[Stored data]
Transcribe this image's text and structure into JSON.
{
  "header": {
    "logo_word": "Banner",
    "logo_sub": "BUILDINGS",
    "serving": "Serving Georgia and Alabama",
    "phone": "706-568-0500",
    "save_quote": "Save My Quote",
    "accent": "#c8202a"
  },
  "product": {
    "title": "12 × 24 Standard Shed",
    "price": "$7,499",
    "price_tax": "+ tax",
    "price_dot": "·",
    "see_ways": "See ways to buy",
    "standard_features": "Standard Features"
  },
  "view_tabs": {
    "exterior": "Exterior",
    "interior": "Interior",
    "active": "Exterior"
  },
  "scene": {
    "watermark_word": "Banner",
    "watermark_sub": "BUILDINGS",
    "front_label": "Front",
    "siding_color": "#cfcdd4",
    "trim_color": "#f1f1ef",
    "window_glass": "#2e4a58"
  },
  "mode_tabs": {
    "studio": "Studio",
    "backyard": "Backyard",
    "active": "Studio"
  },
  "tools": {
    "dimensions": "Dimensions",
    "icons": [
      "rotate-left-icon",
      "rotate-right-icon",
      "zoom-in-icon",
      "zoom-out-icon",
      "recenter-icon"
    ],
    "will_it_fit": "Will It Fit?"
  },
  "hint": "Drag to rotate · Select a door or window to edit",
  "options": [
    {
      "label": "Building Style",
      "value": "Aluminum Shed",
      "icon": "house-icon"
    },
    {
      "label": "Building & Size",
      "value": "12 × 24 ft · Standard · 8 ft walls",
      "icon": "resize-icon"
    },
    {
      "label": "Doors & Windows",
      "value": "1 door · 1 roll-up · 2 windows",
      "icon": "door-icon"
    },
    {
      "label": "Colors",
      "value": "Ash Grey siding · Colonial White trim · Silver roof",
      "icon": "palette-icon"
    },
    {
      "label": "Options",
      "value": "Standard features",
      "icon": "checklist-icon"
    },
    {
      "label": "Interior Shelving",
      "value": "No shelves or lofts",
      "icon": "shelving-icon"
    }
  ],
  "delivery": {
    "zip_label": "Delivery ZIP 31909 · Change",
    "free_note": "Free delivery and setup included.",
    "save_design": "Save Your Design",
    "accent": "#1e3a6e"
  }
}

**What you have to do**. Output every line above without altering anything.

**Finished answer**.
Transcribe this image's text and structure into JSON.
{
  "header": {
    "logo_word": "Banner",
    "logo_sub": "BUILDINGS",
    "serving": "Serving Georgia and Alabama",
    "phone": "706-568-0500",
    "save_quote": "Save My Quote",
    "accent": "#c8202a"
  },
  "product": {
    "title": "12 × 24 Standard Shed",
    "price": "$7,499",
    "price_tax": "+ tax",
    "price_dot": "·",
    "see_ways": "See ways to buy",
    "standard_features": "Standard Features"
  },
  "view_tabs": {
    "exterior": "Exterior",
    "interior": "Interior",
    "active": "Exterior"
  },
  "scene": {
    "watermark_word": "Banner",
    "watermark_sub": "BUILDINGS",
    "front_label": "Front",
    "siding_color": "#cfcdd4",
    "trim_color": "#f1f1ef",
    "window_glass": "#2e4a58"
  },
  "mode_tabs": {
    "studio": "Studio",
    "backyard": "Backyard",
    "active": "Studio"
  },
  "tools": {
    "dimensions": "Dimensions",
    "icons": [
      "rotate-left-icon",
      "rotate-right-icon",
      "zoom-in-icon",
      "zoom-out-icon",
      "recenter-icon"
    ],
    "will_it_fit": "Will It Fit?"
  },
  "hint": "Drag to rotate · Select a door or window to edit",
  "options": [
    {
      "label": "Building Style",
      "value": "Aluminum Shed",
      "icon": "house-icon"
    },
    {
      "label": "Building & Size",
      "value": "12 × 24 ft · Standard · 8 ft walls",
      "icon": "resize-icon"
    },
    {
      "label": "Doors & Windows",
      "value": "1 door · 1 roll-up · 2 windows",
      "icon": "door-icon"
    },
    {
      "label": "Colors",
      "value": "Ash Grey siding · Colonial White trim · Silver roof",
      "icon": "palette-icon"
    },
    {
      "label": "Options",
      "value": "Standard features",
      "icon": "checklist-icon"
    },
    {
      "label": "Interior Shelving",
      "value": "No shelves or lofts",
      "icon": "shelving-icon"
    }
  ],
  "delivery": {
    "zip_label": "Delivery ZIP 31909 · Change",
    "free_note": "Free delivery and setup included.",
    "save_design": "Save Your Design",
    "accent": "#1e3a6e"
  }
}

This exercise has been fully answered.